*** Rows

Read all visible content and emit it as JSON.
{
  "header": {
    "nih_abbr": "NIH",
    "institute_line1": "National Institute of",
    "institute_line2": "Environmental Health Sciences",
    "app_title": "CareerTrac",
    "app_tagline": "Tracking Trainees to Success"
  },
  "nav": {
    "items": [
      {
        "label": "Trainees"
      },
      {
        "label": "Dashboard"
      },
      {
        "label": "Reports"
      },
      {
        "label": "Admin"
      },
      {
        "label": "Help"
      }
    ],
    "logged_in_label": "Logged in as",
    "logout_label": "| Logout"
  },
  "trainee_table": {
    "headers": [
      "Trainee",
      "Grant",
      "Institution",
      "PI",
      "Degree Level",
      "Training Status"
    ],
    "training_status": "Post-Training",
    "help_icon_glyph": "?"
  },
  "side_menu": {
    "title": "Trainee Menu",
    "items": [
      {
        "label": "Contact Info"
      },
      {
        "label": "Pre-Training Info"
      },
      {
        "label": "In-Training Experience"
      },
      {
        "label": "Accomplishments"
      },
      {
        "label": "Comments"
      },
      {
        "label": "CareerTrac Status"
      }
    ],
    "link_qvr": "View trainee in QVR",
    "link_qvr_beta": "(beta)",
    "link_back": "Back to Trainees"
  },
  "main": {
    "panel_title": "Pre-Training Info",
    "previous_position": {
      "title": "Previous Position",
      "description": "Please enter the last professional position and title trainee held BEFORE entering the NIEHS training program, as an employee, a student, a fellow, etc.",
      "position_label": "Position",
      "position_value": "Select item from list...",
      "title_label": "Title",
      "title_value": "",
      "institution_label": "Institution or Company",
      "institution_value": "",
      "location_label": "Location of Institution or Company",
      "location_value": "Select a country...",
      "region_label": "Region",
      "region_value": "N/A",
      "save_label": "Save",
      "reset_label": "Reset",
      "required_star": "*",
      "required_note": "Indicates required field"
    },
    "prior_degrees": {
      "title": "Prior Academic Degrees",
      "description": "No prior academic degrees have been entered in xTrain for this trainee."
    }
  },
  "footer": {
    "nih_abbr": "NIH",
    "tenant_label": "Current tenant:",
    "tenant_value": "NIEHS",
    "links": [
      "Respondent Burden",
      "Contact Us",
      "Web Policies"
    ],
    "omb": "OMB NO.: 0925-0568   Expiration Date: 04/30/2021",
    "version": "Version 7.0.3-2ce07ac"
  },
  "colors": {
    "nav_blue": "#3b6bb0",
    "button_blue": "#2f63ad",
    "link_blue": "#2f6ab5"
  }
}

******
*** Rows

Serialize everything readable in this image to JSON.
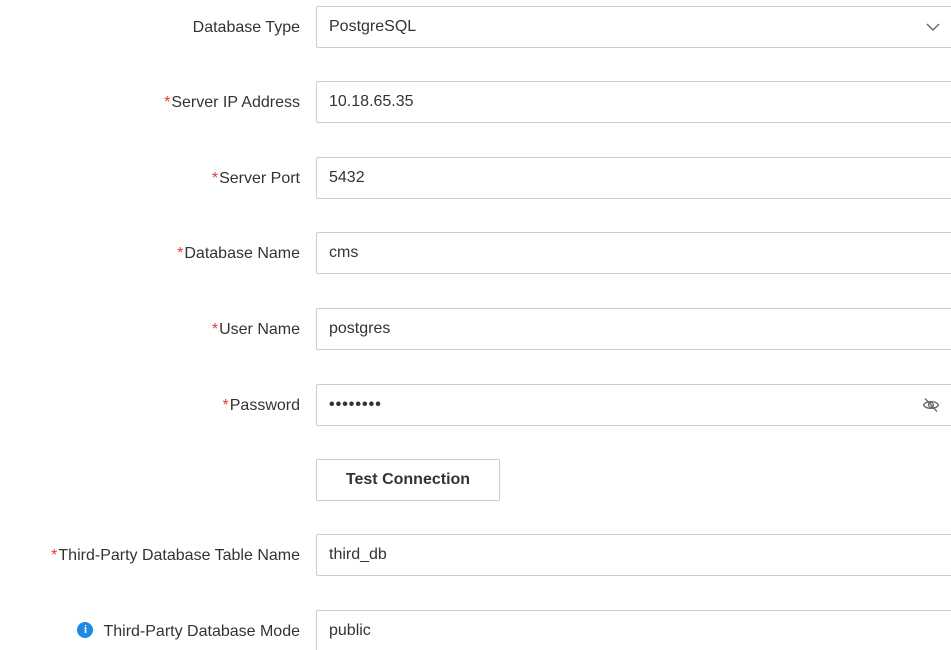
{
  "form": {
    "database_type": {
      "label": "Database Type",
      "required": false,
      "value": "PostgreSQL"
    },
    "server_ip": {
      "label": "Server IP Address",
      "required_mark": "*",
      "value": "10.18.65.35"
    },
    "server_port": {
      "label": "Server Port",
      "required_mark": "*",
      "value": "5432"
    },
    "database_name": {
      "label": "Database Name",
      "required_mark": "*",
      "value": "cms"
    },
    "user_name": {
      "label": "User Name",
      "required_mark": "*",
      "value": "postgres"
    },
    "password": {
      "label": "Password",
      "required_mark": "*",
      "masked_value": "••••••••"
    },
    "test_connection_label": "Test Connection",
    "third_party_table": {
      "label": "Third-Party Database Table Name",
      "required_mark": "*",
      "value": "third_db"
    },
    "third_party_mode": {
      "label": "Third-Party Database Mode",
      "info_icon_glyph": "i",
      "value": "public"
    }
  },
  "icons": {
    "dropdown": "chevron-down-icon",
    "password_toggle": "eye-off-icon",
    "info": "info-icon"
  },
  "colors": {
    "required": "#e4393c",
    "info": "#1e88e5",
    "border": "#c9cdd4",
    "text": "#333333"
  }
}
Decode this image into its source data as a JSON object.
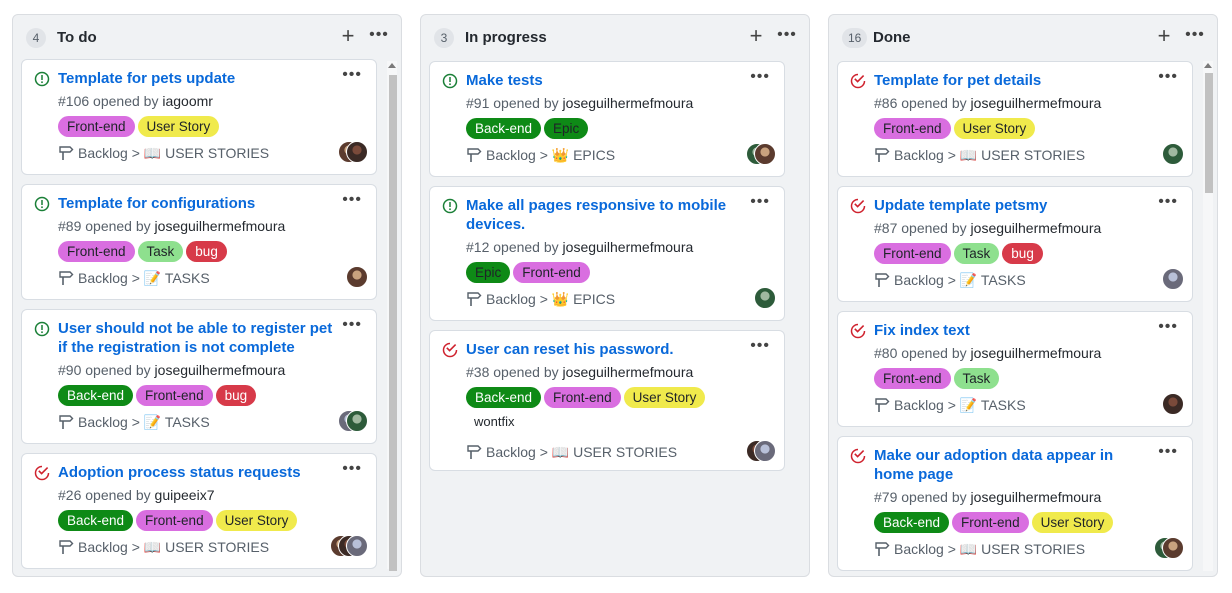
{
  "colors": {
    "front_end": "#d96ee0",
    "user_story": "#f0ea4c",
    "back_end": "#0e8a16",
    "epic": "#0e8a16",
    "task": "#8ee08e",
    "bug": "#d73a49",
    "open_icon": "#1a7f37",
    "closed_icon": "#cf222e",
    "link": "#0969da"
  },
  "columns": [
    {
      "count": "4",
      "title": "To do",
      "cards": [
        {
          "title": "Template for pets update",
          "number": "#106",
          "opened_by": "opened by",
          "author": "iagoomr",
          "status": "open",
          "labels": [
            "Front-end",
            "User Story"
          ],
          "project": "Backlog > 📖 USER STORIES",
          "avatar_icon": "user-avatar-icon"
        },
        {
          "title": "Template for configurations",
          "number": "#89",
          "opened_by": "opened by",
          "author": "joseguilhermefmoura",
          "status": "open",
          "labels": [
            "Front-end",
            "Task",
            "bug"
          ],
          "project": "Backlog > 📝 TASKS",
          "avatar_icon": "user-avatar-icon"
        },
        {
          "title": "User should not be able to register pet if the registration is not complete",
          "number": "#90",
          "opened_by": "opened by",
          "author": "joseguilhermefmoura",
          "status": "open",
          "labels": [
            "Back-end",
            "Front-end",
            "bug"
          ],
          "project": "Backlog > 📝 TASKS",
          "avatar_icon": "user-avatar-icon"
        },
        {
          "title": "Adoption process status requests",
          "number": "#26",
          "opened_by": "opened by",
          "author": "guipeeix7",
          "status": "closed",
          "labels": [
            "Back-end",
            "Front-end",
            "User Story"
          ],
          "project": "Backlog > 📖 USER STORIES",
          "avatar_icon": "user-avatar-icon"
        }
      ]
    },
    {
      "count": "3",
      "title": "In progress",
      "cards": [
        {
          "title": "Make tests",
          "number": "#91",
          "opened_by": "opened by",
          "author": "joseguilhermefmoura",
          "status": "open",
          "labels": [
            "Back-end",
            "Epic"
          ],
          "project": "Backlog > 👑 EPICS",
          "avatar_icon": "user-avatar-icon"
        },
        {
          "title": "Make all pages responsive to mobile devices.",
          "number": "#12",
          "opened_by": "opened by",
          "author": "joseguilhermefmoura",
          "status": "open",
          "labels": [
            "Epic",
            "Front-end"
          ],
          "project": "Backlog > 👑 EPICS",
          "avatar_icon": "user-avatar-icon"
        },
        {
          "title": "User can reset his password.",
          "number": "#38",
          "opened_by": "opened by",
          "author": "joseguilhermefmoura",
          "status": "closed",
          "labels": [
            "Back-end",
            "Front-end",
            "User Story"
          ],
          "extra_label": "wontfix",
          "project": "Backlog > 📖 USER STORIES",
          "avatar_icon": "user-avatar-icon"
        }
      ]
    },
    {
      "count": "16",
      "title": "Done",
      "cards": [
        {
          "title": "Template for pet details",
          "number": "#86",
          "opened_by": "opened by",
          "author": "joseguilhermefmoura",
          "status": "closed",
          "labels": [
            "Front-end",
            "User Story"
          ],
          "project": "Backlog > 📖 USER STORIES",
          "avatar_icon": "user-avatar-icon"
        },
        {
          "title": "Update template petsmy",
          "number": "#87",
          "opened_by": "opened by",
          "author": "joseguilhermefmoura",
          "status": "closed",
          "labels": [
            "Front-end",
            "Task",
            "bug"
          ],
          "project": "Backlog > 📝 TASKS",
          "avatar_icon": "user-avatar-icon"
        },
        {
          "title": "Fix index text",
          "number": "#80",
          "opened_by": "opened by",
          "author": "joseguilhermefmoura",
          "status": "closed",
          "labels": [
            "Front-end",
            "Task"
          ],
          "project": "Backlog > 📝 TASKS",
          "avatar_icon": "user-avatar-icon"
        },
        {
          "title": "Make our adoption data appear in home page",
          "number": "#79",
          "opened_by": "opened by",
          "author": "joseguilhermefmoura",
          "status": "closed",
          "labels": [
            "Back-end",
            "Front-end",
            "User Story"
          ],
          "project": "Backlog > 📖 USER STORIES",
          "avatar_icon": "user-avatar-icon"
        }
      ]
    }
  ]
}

******
*** Rows

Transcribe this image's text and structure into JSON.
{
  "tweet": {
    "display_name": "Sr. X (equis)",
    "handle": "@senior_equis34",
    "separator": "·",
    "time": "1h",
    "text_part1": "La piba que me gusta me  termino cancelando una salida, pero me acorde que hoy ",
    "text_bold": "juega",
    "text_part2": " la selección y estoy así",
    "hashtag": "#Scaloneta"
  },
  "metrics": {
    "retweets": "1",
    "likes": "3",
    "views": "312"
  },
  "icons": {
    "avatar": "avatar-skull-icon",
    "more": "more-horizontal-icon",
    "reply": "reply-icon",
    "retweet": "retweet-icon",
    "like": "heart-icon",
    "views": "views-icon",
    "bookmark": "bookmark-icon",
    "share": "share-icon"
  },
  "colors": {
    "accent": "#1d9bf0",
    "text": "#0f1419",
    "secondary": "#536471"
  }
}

******

### Given problem
Pull out every line of the records that includes the string "number".

### Solution for this exercise
          "number": "#106",
          "number": "#89",
          "number": "#90",
          "number": "#26",
          "number": "#91",
          "number": "#12",
          "number": "#38",
          "number": "#86",
          "number": "#87",
          "number": "#80",
          "number": "#79",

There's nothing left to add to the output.